**Direction:** Make an exact copy of all the material below, apart from the pictures.

**Entries shown:**

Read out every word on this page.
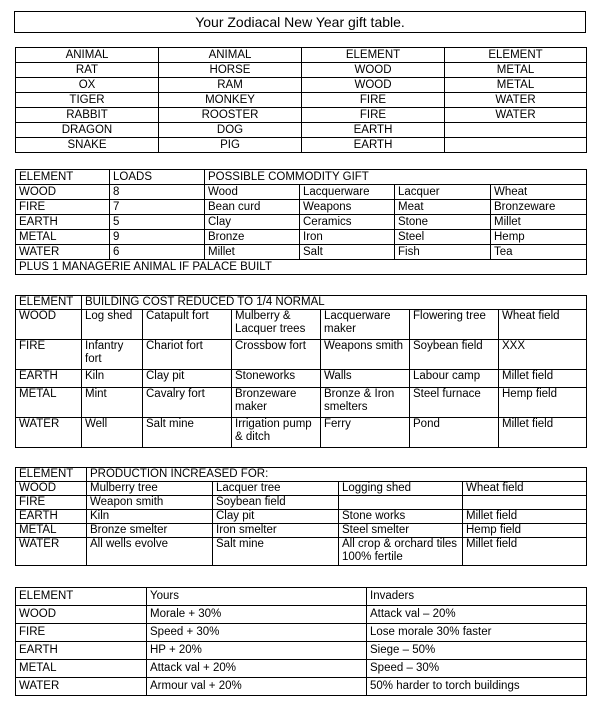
Your Zodiacal New Year gift table.
ANIMAL	ANIMAL	ELEMENT	ELEMENT
RAT	HORSE	WOOD	METAL
OX	RAM	WOOD	METAL
TIGER	MONKEY	FIRE	WATER
RABBIT	ROOSTER	FIRE	WATER
DRAGON	DOG	EARTH	
SNAKE	PIG	EARTH	
ELEMENT	LOADS	POSSIBLE COMMODITY GIFT			
WOOD	8	Wood	Lacquerware	Lacquer	Wheat
FIRE	7	Bean curd	Weapons	Meat	Bronzeware
EARTH	5	Clay	Ceramics	Stone	Millet
METAL	9	Bronze	Iron	Steel	Hemp
WATER	6	Millet	Salt	Fish	Tea
PLUS 1 MANAGERIE ANIMAL IF PALACE BUILT					
ELEMENT	BUILDING COST REDUCED TO 1/4 NORMAL					
WOOD	Log shed	Catapult fort	Mulberry & Lacquer trees	Lacquerware maker	Flowering tree	Wheat field
FIRE	Infantry fort	Chariot fort	Crossbow fort	Weapons smith	Soybean field	XXX
EARTH	Kiln	Clay pit	Stoneworks	Walls	Labour camp	Millet field
METAL	Mint	Cavalry fort	Bronzeware maker	Bronze & Iron smelters	Steel furnace	Hemp field
WATER	Well	Salt mine	Irrigation pump & ditch	Ferry	Pond	Millet field
ELEMENT	PRODUCTION INCREASED FOR:			
WOOD	Mulberry tree	Lacquer tree	Logging shed	Wheat field
FIRE	Weapon smith	Soybean field		
EARTH	Kiln	Clay pit	Stone works	Millet field
METAL	Bronze smelter	Iron smelter	Steel smelter	Hemp field
WATER	All wells evolve	Salt mine	All crop & orchard tiles 100% fertile	Millet field
ELEMENT	Yours	Invaders
WOOD	Morale + 30%	Attack val – 20%
FIRE	Speed + 30%	Lose morale 30% faster
EARTH	HP + 20%	Siege – 50%
METAL	Attack val + 20%	Speed – 30%
WATER	Armour val + 20%	50% harder to torch buildings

**Solution to the problem:**
Read out every word on this page.
Your Zodiacal New Year gift table.
ANIMAL	ANIMAL	ELEMENT	ELEMENT
RAT	HORSE	WOOD	METAL
OX	RAM	WOOD	METAL
TIGER	MONKEY	FIRE	WATER
RABBIT	ROOSTER	FIRE	WATER
DRAGON	DOG	EARTH	
SNAKE	PIG	EARTH	
ELEMENT	LOADS	POSSIBLE COMMODITY GIFT			
WOOD	8	Wood	Lacquerware	Lacquer	Wheat
FIRE	7	Bean curd	Weapons	Meat	Bronzeware
EARTH	5	Clay	Ceramics	Stone	Millet
METAL	9	Bronze	Iron	Steel	Hemp
WATER	6	Millet	Salt	Fish	Tea
PLUS 1 MANAGERIE ANIMAL IF PALACE BUILT					
ELEMENT	BUILDING COST REDUCED TO 1/4 NORMAL					
WOOD	Log shed	Catapult fort	Mulberry & Lacquer trees	Lacquerware maker	Flowering tree	Wheat field
FIRE	Infantry fort	Chariot fort	Crossbow fort	Weapons smith	Soybean field	XXX
EARTH	Kiln	Clay pit	Stoneworks	Walls	Labour camp	Millet field
METAL	Mint	Cavalry fort	Bronzeware maker	Bronze & Iron smelters	Steel furnace	Hemp field
WATER	Well	Salt mine	Irrigation pump & ditch	Ferry	Pond	Millet field
ELEMENT	PRODUCTION INCREASED FOR:			
WOOD	Mulberry tree	Lacquer tree	Logging shed	Wheat field
FIRE	Weapon smith	Soybean field		
EARTH	Kiln	Clay pit	Stone works	Millet field
METAL	Bronze smelter	Iron smelter	Steel smelter	Hemp field
WATER	All wells evolve	Salt mine	All crop & orchard tiles 100% fertile	Millet field
ELEMENT	Yours	Invaders
WOOD	Morale + 30%	Attack val – 20%
FIRE	Speed + 30%	Lose morale 30% faster
EARTH	HP + 20%	Siege – 50%
METAL	Attack val + 20%	Speed – 30%
WATER	Armour val + 20%	50% harder to torch buildings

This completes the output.